- **YOUR GOAL**: Copy out each line of the material in which the word "this" appears.

(Extracted records)
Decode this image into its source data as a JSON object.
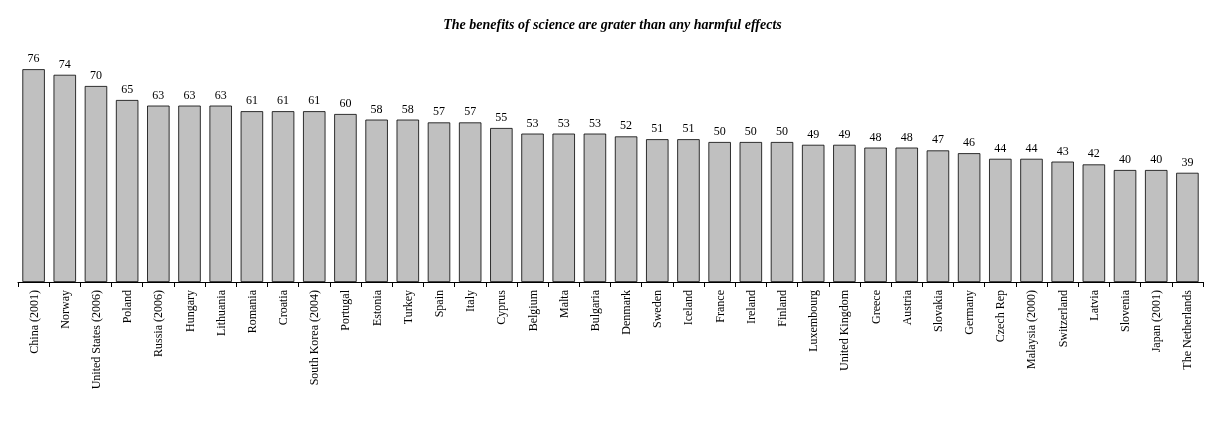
{
  "chart_data": {
    "type": "bar",
    "title": "The benefits of science are grater than any harmful effects",
    "categories": [
      "China (2001)",
      "Norway",
      "United States (2006)",
      "Poland",
      "Russia (2006)",
      "Hungary",
      "Lithuania",
      "Romania",
      "Croatia",
      "South Korea (2004)",
      "Portugal",
      "Estonia",
      "Turkey",
      "Spain",
      "Italy",
      "Cyprus",
      "Belgium",
      "Malta",
      "Bulgaria",
      "Denmark",
      "Sweden",
      "Iceland",
      "France",
      "Ireland",
      "Finland",
      "Luxembourg",
      "United Kingdom",
      "Greece",
      "Austria",
      "Slovakia",
      "Germany",
      "Czech Rep",
      "Malaysia (2000)",
      "Switzerland",
      "Latvia",
      "Slovenia",
      "Japan (2001)",
      "The Netherlands"
    ],
    "values": [
      76,
      74,
      70,
      65,
      63,
      63,
      63,
      61,
      61,
      61,
      60,
      58,
      58,
      57,
      57,
      55,
      53,
      53,
      53,
      52,
      51,
      51,
      50,
      50,
      50,
      49,
      49,
      48,
      48,
      47,
      46,
      44,
      44,
      43,
      42,
      40,
      40,
      39
    ],
    "color": "#c0c0c0",
    "data_labels": true
  }
}
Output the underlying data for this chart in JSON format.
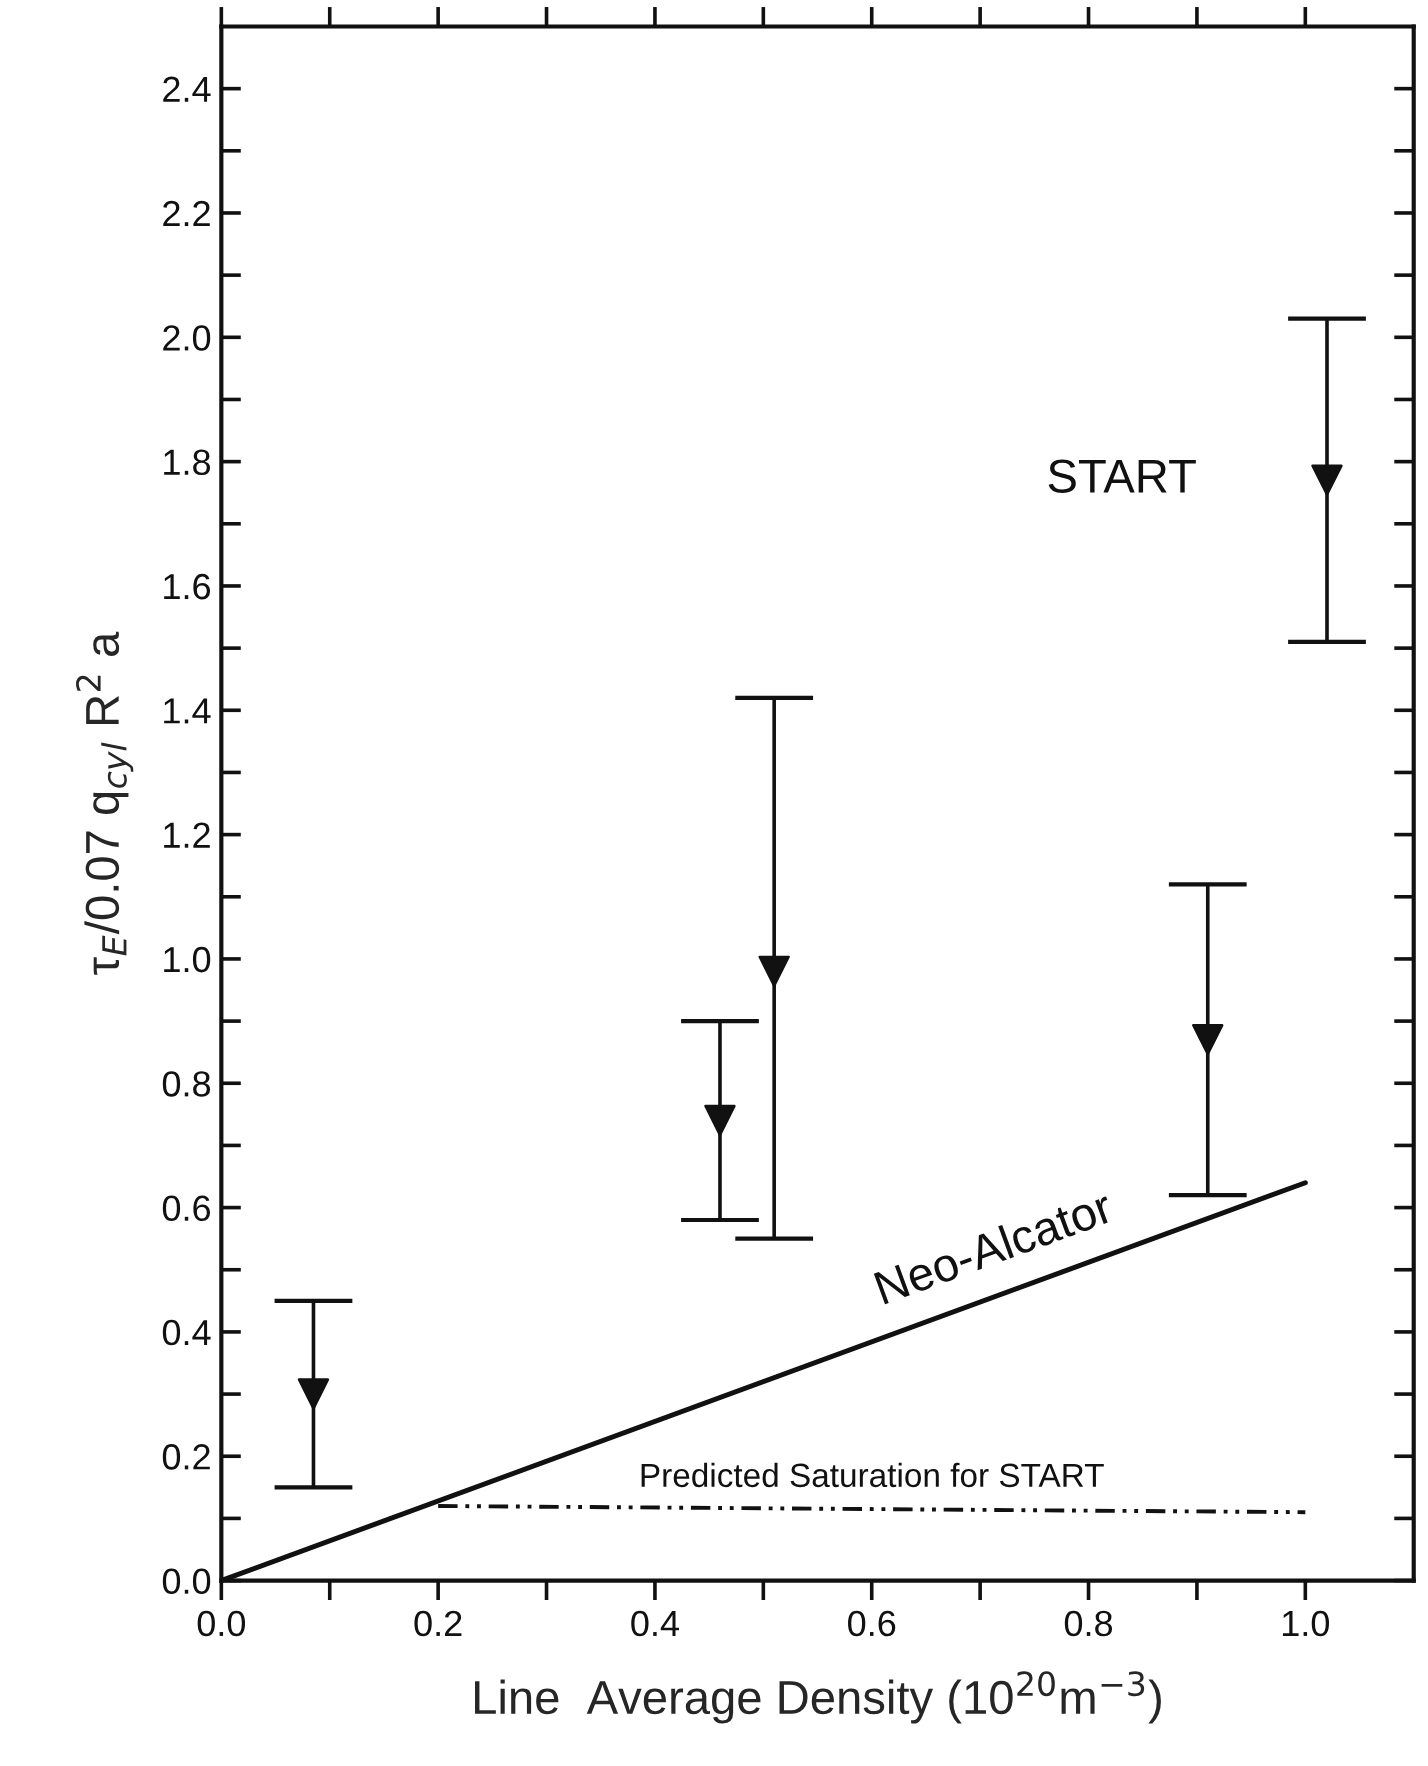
{
  "chart_data": {
    "type": "scatter",
    "xlabel": "Line  Average Density (10$^{20}$m$^{−3}$)",
    "ylabel": "τ$_{E}$/0.07 q$_{cyl}$ R$^{2}$ a",
    "xlim": [
      0,
      1.1
    ],
    "ylim": [
      0,
      2.5
    ],
    "xticks": [
      {
        "value": 0.0,
        "label": "0.0"
      },
      {
        "value": 0.1,
        "label": null
      },
      0.2,
      {
        "value": 0.3,
        "label": null
      },
      0.4,
      {
        "value": 0.5,
        "label": null
      },
      0.6,
      {
        "value": 0.7,
        "label": null
      },
      0.8,
      {
        "value": 0.9,
        "label": null
      },
      {
        "value": 1.0,
        "label": "1.0"
      }
    ],
    "yticks": [
      {
        "value": 0.0,
        "label": "0.0"
      },
      {
        "value": 0.1,
        "label": null
      },
      0.2,
      {
        "value": 0.3,
        "label": null
      },
      0.4,
      {
        "value": 0.5,
        "label": null
      },
      0.6,
      {
        "value": 0.7,
        "label": null
      },
      0.8,
      {
        "value": 0.9,
        "label": null
      },
      {
        "value": 1.0,
        "label": "1.0"
      },
      {
        "value": 1.1,
        "label": null
      },
      1.2,
      {
        "value": 1.3,
        "label": null
      },
      1.4,
      {
        "value": 1.5,
        "label": null
      },
      1.6,
      {
        "value": 1.7,
        "label": null
      },
      1.8,
      {
        "value": 1.9,
        "label": null
      },
      {
        "value": 2.0,
        "label": "2.0"
      },
      {
        "value": 2.1,
        "label": null
      },
      2.2,
      {
        "value": 2.3,
        "label": null
      },
      2.4
    ],
    "grid": false,
    "legend": false,
    "series": [
      {
        "name": "START",
        "color": "#111111",
        "marker": "triangle",
        "x": [
          0.085,
          0.46,
          0.51,
          0.91,
          1.02
        ],
        "values": [
          0.3,
          0.74,
          0.98,
          0.87,
          1.77
        ],
        "errors": [
          [
            0.15,
            0.45
          ],
          [
            0.58,
            0.9
          ],
          [
            0.55,
            1.42
          ],
          [
            0.62,
            1.12
          ],
          [
            1.51,
            2.03
          ]
        ]
      },
      {
        "name": "Neo-Alcator",
        "type": "line",
        "color": "#111111",
        "line_style": "solid",
        "x": [
          0.0,
          1.0
        ],
        "values": [
          0.0,
          0.64
        ]
      },
      {
        "name": "Predicted Saturation for START",
        "type": "line",
        "color": "#111111",
        "line_style": "dashed",
        "x": [
          0.2,
          1.0
        ],
        "values": [
          0.12,
          0.11
        ]
      }
    ]
  }
}
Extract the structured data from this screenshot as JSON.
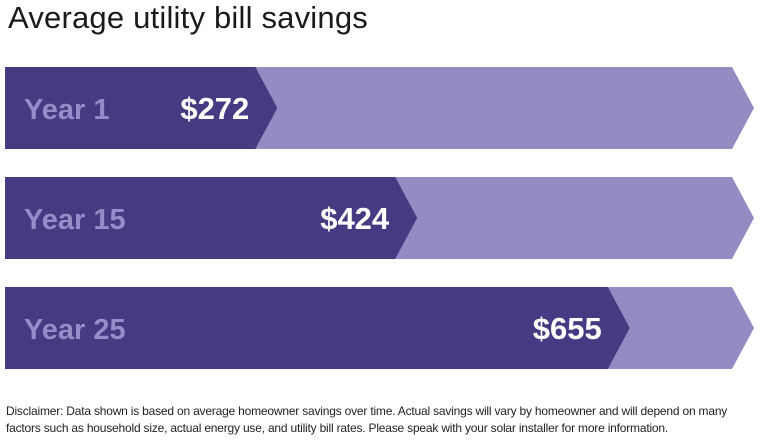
{
  "title": "Average utility bill savings",
  "colors": {
    "dark_bar": "#463a82",
    "light_bar": "#968ac2",
    "category_text": "#978cc7",
    "value_text": "#ffffff"
  },
  "chart_data": {
    "type": "bar",
    "orientation": "horizontal",
    "title": "Average utility bill savings",
    "categories": [
      "Year 1",
      "Year 15",
      "Year 25"
    ],
    "values": [
      272,
      424,
      655
    ],
    "value_labels": [
      "$272",
      "$424",
      "$655"
    ],
    "xlim": [
      0,
      790
    ],
    "xlabel": "",
    "ylabel": "",
    "grid": false,
    "legend": "none"
  },
  "disclaimer": "Disclaimer: Data shown is based on average homeowner savings over time. Actual savings will vary by homeowner and will depend on many factors such as household size, actual energy use, and utility bill rates. Please speak with your solar installer for more information."
}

- **FULL ANSWER**:
Decode this image into its source data as a JSON object.
Output the underlying data for this chart in JSON format.
Extract the structured data from this screenshot as JSON.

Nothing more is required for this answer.